WORK TO BE COMPLETED: Gather all lines with "JSON" from the records.

(Rows from a dataset)
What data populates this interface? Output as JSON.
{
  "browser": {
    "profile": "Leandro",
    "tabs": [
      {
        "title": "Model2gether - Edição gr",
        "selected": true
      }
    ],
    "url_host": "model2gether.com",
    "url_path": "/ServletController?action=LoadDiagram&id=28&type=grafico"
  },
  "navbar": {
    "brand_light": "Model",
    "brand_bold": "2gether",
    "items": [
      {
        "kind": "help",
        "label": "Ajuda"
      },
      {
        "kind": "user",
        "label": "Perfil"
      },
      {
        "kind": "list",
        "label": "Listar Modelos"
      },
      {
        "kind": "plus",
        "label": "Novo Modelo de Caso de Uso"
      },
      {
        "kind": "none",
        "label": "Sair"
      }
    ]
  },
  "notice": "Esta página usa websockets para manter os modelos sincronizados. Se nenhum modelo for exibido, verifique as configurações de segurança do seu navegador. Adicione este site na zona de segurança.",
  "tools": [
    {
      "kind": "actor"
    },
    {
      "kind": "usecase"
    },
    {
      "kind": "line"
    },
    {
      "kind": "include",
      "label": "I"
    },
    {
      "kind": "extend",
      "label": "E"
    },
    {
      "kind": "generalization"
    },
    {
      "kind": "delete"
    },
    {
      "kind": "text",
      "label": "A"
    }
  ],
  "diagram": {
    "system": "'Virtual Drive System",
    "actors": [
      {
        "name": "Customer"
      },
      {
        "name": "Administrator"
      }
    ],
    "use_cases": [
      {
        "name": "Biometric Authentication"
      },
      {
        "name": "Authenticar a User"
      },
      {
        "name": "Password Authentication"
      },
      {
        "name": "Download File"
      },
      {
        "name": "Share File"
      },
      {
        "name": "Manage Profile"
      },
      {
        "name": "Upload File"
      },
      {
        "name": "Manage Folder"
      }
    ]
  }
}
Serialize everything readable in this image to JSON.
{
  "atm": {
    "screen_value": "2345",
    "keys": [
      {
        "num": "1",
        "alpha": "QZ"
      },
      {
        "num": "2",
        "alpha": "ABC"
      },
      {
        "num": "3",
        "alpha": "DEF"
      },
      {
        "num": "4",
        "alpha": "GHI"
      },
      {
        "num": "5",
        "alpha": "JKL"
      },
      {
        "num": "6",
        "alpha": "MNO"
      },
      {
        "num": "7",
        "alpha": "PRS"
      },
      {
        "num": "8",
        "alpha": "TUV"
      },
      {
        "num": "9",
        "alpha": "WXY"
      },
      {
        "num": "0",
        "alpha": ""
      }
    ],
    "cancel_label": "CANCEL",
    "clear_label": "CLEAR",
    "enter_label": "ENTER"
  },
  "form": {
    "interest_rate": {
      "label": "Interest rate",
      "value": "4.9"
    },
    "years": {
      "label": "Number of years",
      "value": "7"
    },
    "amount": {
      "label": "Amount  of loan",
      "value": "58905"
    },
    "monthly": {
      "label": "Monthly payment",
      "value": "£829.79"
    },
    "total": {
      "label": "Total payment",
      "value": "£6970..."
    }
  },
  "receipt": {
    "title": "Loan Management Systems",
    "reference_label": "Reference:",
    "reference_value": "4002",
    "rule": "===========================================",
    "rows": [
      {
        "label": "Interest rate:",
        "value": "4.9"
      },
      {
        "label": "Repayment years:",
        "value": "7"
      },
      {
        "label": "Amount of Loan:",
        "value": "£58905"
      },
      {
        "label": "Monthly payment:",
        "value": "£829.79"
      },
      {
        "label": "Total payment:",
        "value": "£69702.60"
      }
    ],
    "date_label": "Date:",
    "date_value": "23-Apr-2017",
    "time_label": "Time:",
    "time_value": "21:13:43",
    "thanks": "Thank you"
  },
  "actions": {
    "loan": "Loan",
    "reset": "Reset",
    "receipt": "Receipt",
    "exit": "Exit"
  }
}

ANSWER TO THE TASK:
What data populates this interface? Output as JSON.
Serialize everything readable in this image to JSON.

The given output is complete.